Exercise brief =>
Report each line of the data that includes the word "konnte".

━━━━━━━━━━━━━━━━━━━━

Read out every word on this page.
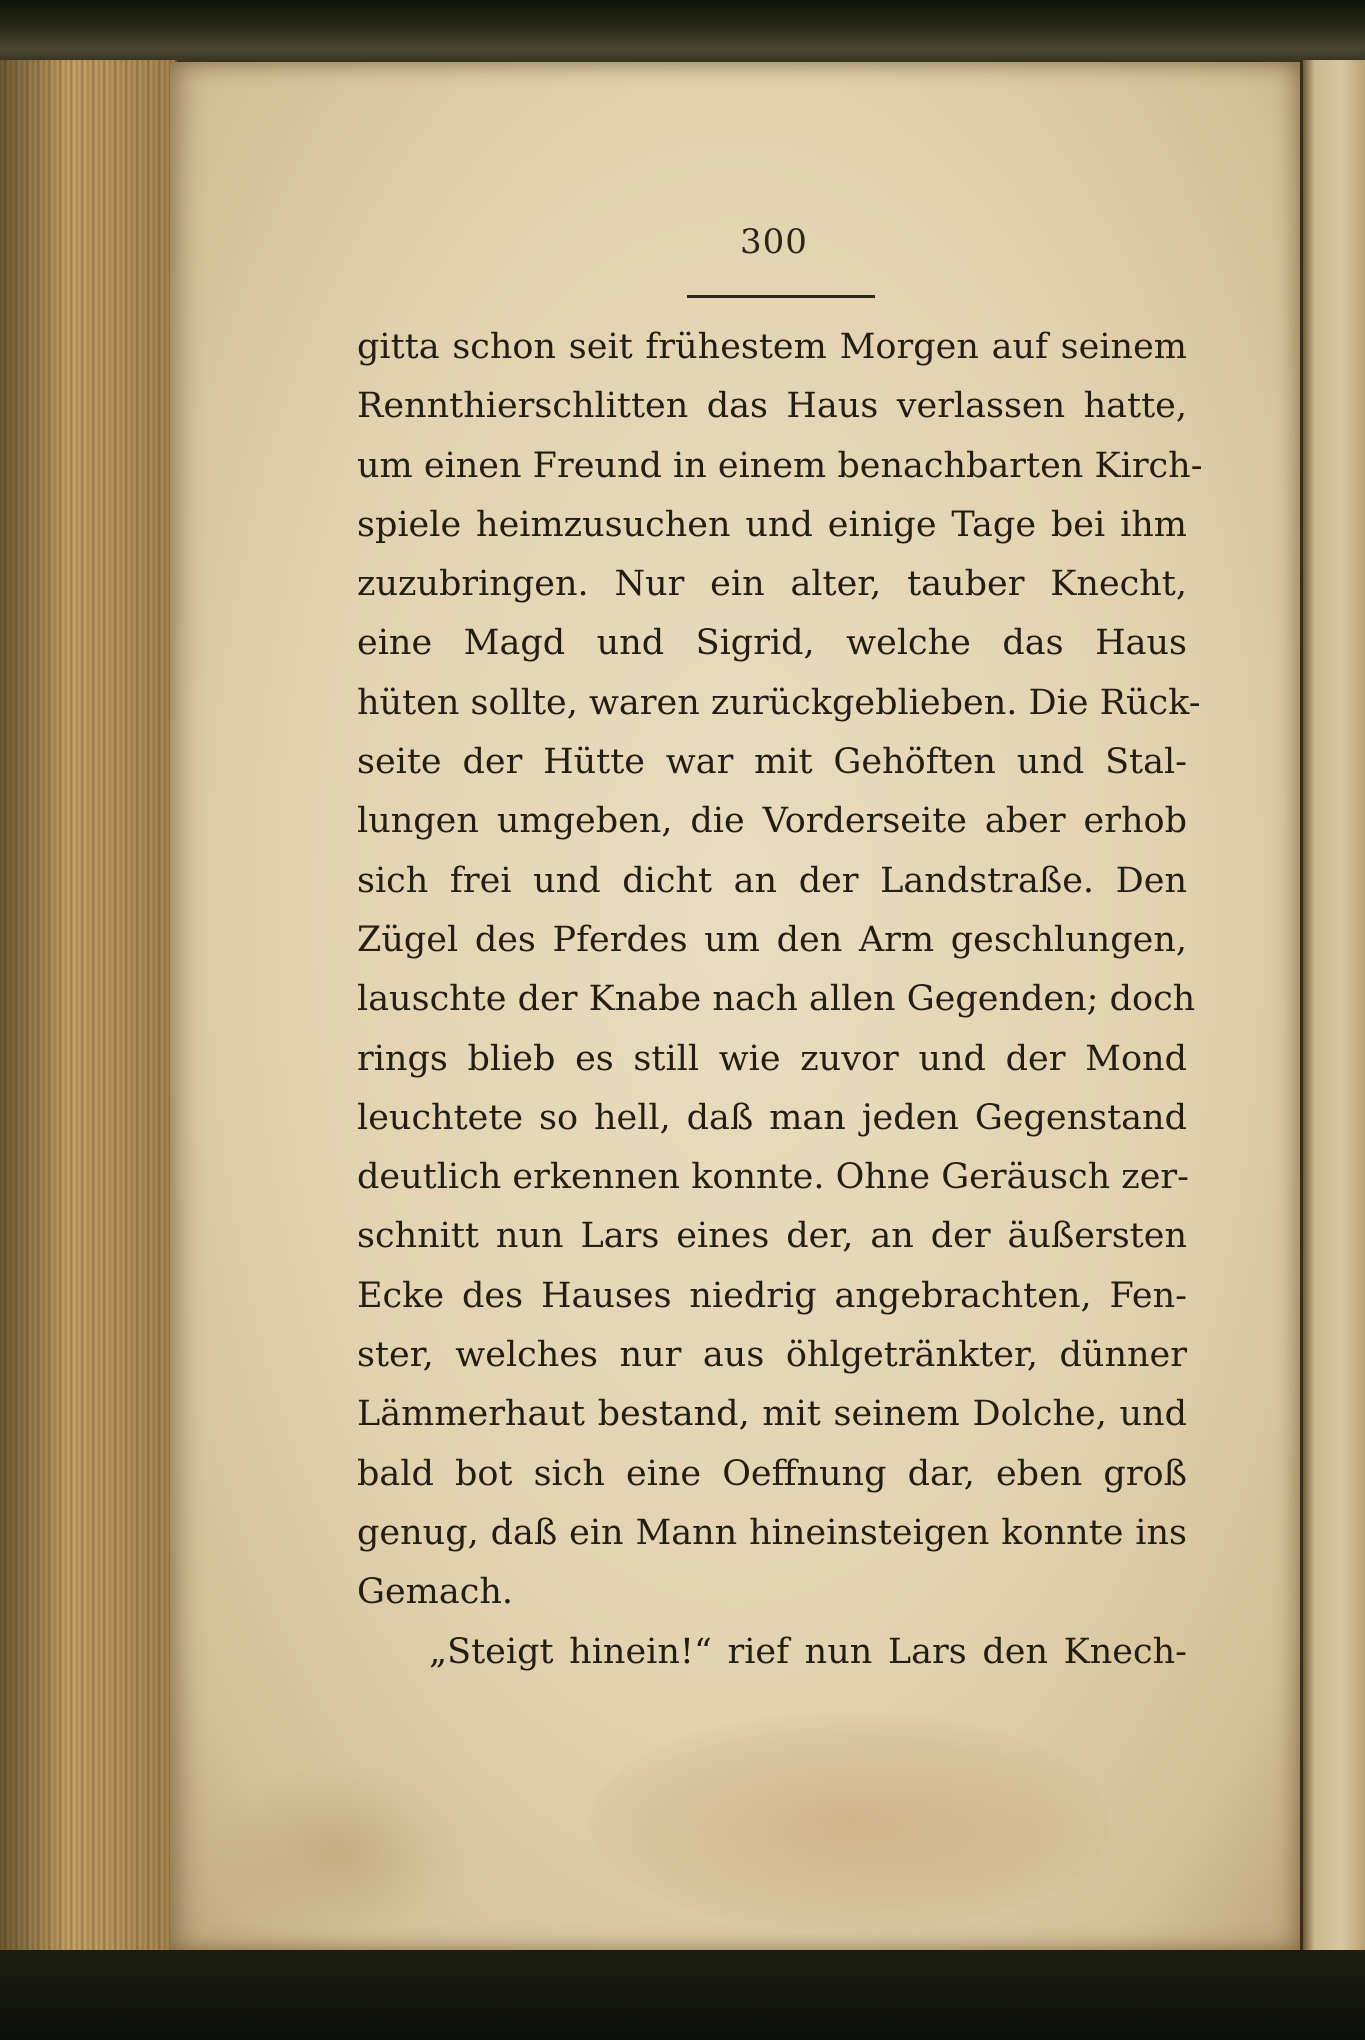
300
gitta schon seit frühestem Morgen auf seinem
Rennthierschlitten das Haus verlassen hatte,
um einen Freund in einem benachbarten Kirch-
spiele heimzusuchen und einige Tage bei ihm
zuzubringen. Nur ein alter, tauber Knecht,
eine Magd und Sigrid, welche das Haus
hüten sollte, waren zurückgeblieben. Die Rück-
seite der Hütte war mit Gehöften und Stal-
lungen umgeben, die Vorderseite aber erhob
sich frei und dicht an der Landstraße. Den
Zügel des Pferdes um den Arm geschlungen,
lauschte der Knabe nach allen Gegenden; doch
rings blieb es still wie zuvor und der Mond
leuchtete so hell, daß man jeden Gegenstand
deutlich erkennen konnte. Ohne Geräusch zer-
schnitt nun Lars eines der, an der äußersten
Ecke des Hauses niedrig angebrachten, Fen-
ster, welches nur aus öhlgetränkter, dünner
Lämmerhaut bestand, mit seinem Dolche, und
bald bot sich eine Oeffnung dar, eben groß
genug, daß ein Mann hineinsteigen konnte ins
Gemach.
„Steigt hinein!“ rief nun Lars den Knech-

━━━━━━━━━━━━━━━━━━━━

Exercise output =>
deutlich erkennen konnte. Ohne Geräusch zer-
genug, daß ein Mann hineinsteigen konnte ins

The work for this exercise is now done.